Exercise objective |
Identify each line below that contains the word "spillover", and copy it out.

Rows |
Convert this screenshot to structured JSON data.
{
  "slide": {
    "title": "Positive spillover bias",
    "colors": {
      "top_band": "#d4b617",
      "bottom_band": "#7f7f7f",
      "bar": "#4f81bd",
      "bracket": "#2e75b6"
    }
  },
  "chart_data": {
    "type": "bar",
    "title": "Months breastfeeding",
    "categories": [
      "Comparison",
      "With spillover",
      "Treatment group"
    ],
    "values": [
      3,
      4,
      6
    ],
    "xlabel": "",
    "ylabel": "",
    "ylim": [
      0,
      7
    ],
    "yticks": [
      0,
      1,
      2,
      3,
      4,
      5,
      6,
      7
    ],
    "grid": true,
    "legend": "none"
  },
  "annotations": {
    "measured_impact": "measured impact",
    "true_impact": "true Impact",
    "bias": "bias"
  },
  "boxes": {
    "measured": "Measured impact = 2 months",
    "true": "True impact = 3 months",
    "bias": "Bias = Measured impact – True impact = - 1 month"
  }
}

Task output |
    "title": "Positive spillover bias",
      "With spillover",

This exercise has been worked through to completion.